TASK OBJECTIVE | Here are records with pictures in them. Copy all of them exactly and leave the pictures out.

####

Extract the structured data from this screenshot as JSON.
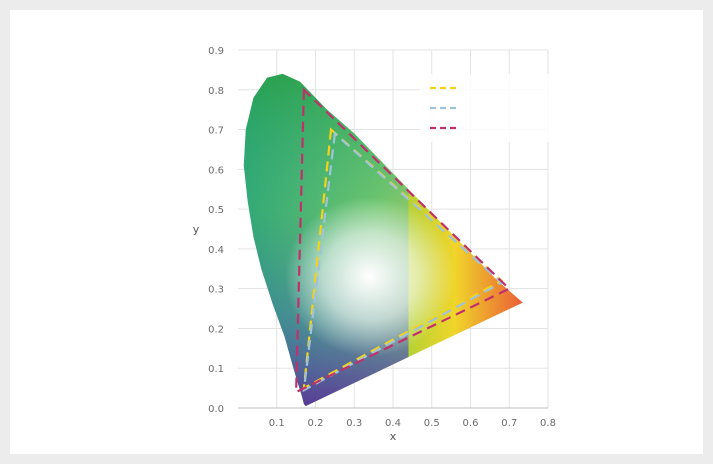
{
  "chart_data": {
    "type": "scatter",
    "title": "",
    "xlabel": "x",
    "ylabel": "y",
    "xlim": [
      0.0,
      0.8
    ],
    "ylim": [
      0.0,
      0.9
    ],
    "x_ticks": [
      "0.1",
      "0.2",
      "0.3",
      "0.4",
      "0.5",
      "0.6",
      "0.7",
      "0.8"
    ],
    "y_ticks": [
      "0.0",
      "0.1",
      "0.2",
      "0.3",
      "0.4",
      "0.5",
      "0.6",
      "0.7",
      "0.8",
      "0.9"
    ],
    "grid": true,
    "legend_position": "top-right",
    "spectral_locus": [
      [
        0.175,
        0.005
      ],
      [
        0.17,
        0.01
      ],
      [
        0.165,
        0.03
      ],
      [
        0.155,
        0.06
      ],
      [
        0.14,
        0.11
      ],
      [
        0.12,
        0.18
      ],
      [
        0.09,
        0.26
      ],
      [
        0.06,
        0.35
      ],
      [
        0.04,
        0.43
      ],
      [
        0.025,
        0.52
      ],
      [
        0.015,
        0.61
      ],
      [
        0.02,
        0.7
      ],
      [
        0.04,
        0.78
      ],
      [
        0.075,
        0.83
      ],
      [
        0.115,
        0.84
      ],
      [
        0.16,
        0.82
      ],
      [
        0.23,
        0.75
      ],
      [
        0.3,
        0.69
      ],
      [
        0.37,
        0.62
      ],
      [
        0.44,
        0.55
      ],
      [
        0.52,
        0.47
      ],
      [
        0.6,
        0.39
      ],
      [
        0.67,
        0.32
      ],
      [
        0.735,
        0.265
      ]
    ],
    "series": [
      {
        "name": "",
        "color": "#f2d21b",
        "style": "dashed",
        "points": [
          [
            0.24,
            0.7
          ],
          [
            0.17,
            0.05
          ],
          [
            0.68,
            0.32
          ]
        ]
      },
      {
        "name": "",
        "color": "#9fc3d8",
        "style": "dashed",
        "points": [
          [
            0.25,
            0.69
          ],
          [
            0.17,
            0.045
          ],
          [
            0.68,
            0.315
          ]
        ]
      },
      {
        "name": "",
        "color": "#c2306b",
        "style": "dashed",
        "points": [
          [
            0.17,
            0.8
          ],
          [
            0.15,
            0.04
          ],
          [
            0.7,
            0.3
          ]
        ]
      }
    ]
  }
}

####

RESPONSE TO THIS EXERCISE |
Extract the structured data from this screenshot as JSON.
{
  "chart_data": {
    "type": "scatter",
    "title": "",
    "xlabel": "x",
    "ylabel": "y",
    "xlim": [
      0.0,
      0.8
    ],
    "ylim": [
      0.0,
      0.9
    ],
    "x_ticks": [
      "0.1",
      "0.2",
      "0.3",
      "0.4",
      "0.5",
      "0.6",
      "0.7",
      "0.8"
    ],
    "y_ticks": [
      "0.0",
      "0.1",
      "0.2",
      "0.3",
      "0.4",
      "0.5",
      "0.6",
      "0.7",
      "0.8",
      "0.9"
    ],
    "grid": true,
    "legend_position": "top-right",
    "spectral_locus": [
      [
        0.175,
        0.005
      ],
      [
        0.17,
        0.01
      ],
      [
        0.165,
        0.03
      ],
      [
        0.155,
        0.06
      ],
      [
        0.14,
        0.11
      ],
      [
        0.12,
        0.18
      ],
      [
        0.09,
        0.26
      ],
      [
        0.06,
        0.35
      ],
      [
        0.04,
        0.43
      ],
      [
        0.025,
        0.52
      ],
      [
        0.015,
        0.61
      ],
      [
        0.02,
        0.7
      ],
      [
        0.04,
        0.78
      ],
      [
        0.075,
        0.83
      ],
      [
        0.115,
        0.84
      ],
      [
        0.16,
        0.82
      ],
      [
        0.23,
        0.75
      ],
      [
        0.3,
        0.69
      ],
      [
        0.37,
        0.62
      ],
      [
        0.44,
        0.55
      ],
      [
        0.52,
        0.47
      ],
      [
        0.6,
        0.39
      ],
      [
        0.67,
        0.32
      ],
      [
        0.735,
        0.265
      ]
    ],
    "series": [
      {
        "name": "",
        "color": "#f2d21b",
        "style": "dashed",
        "points": [
          [
            0.24,
            0.7
          ],
          [
            0.17,
            0.05
          ],
          [
            0.68,
            0.32
          ]
        ]
      },
      {
        "name": "",
        "color": "#9fc3d8",
        "style": "dashed",
        "points": [
          [
            0.25,
            0.69
          ],
          [
            0.17,
            0.045
          ],
          [
            0.68,
            0.315
          ]
        ]
      },
      {
        "name": "",
        "color": "#c2306b",
        "style": "dashed",
        "points": [
          [
            0.17,
            0.8
          ],
          [
            0.15,
            0.04
          ],
          [
            0.7,
            0.3
          ]
        ]
      }
    ]
  }
}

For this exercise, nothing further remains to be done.